----- Dataset extract

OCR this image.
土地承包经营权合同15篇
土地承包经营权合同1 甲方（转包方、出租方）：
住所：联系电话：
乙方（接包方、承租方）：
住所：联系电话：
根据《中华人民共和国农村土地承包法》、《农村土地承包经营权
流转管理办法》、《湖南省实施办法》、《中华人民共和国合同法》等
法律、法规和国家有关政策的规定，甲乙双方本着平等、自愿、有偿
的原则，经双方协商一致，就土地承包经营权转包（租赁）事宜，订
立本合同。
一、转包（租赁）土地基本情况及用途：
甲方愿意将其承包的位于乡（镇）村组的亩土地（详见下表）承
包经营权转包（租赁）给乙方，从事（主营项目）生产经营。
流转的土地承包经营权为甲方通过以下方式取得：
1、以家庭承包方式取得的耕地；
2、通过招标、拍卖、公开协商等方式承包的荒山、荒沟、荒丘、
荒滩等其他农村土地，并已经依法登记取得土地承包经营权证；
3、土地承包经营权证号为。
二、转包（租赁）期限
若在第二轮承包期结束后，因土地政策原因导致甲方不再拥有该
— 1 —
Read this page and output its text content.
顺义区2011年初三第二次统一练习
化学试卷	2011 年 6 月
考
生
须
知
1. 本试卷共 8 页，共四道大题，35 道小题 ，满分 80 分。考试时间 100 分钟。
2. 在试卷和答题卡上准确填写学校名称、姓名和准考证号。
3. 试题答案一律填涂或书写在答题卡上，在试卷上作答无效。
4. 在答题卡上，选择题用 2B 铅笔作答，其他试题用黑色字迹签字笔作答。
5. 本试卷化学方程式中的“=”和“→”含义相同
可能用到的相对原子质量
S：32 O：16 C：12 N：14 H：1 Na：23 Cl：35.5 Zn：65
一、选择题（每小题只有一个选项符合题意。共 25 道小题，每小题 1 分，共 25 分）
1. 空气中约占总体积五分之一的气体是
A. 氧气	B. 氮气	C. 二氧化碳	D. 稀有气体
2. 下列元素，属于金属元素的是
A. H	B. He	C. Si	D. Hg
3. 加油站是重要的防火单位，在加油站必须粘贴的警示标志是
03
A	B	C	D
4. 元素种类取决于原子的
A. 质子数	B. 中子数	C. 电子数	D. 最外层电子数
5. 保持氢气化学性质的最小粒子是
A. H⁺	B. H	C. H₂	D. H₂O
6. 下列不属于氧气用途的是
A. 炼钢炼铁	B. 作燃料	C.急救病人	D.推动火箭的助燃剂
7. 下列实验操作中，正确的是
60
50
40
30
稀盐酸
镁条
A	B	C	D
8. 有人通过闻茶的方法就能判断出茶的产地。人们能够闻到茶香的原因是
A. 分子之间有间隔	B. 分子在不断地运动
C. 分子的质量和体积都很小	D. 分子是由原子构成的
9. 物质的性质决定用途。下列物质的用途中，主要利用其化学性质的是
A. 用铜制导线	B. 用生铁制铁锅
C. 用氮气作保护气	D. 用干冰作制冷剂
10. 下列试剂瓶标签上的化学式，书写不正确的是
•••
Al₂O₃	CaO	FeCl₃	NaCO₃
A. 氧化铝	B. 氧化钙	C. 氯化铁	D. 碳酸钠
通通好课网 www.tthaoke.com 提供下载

----------

## Problem details
Every entry must be retyped in full, exactly as given.

## Exercise answer
OCR this image.
土地承包经营权合同15篇
土地承包经营权合同1 甲方（转包方、出租方）：
住所：联系电话：
乙方（接包方、承租方）：
住所：联系电话：
根据《中华人民共和国农村土地承包法》、《农村土地承包经营权
流转管理办法》、《湖南省实施办法》、《中华人民共和国合同法》等
法律、法规和国家有关政策的规定，甲乙双方本着平等、自愿、有偿
的原则，经双方协商一致，就土地承包经营权转包（租赁）事宜，订
立本合同。
一、转包（租赁）土地基本情况及用途：
甲方愿意将其承包的位于乡（镇）村组的亩土地（详见下表）承
包经营权转包（租赁）给乙方，从事（主营项目）生产经营。
流转的土地承包经营权为甲方通过以下方式取得：
1、以家庭承包方式取得的耕地；
2、通过招标、拍卖、公开协商等方式承包的荒山、荒沟、荒丘、
荒滩等其他农村土地，并已经依法登记取得土地承包经营权证；
3、土地承包经营权证号为。
二、转包（租赁）期限
若在第二轮承包期结束后，因土地政策原因导致甲方不再拥有该
— 1 —
Read this page and output its text content.
顺义区2011年初三第二次统一练习
化学试卷	2011 年 6 月
考
生
须
知
1. 本试卷共 8 页，共四道大题，35 道小题 ，满分 80 分。考试时间 100 分钟。
2. 在试卷和答题卡上准确填写学校名称、姓名和准考证号。
3. 试题答案一律填涂或书写在答题卡上，在试卷上作答无效。
4. 在答题卡上，选择题用 2B 铅笔作答，其他试题用黑色字迹签字笔作答。
5. 本试卷化学方程式中的“=”和“→”含义相同
可能用到的相对原子质量
S：32 O：16 C：12 N：14 H：1 Na：23 Cl：35.5 Zn：65
一、选择题（每小题只有一个选项符合题意。共 25 道小题，每小题 1 分，共 25 分）
1. 空气中约占总体积五分之一的气体是
A. 氧气	B. 氮气	C. 二氧化碳	D. 稀有气体
2. 下列元素，属于金属元素的是
A. H	B. He	C. Si	D. Hg
3. 加油站是重要的防火单位，在加油站必须粘贴的警示标志是
03
A	B	C	D
4. 元素种类取决于原子的
A. 质子数	B. 中子数	C. 电子数	D. 最外层电子数
5. 保持氢气化学性质的最小粒子是
A. H⁺	B. H	C. H₂	D. H₂O
6. 下列不属于氧气用途的是
A. 炼钢炼铁	B. 作燃料	C.急救病人	D.推动火箭的助燃剂
7. 下列实验操作中，正确的是
60
50
40
30
稀盐酸
镁条
A	B	C	D
8. 有人通过闻茶的方法就能判断出茶的产地。人们能够闻到茶香的原因是
A. 分子之间有间隔	B. 分子在不断地运动
C. 分子的质量和体积都很小	D. 分子是由原子构成的
9. 物质的性质决定用途。下列物质的用途中，主要利用其化学性质的是
A. 用铜制导线	B. 用生铁制铁锅
C. 用氮气作保护气	D. 用干冰作制冷剂
10. 下列试剂瓶标签上的化学式，书写不正确的是
•••
Al₂O₃	CaO	FeCl₃	NaCO₃
A. 氧化铝	B. 氧化钙	C. 氯化铁	D. 碳酸钠
通通好课网 www.tthaoke.com 提供下载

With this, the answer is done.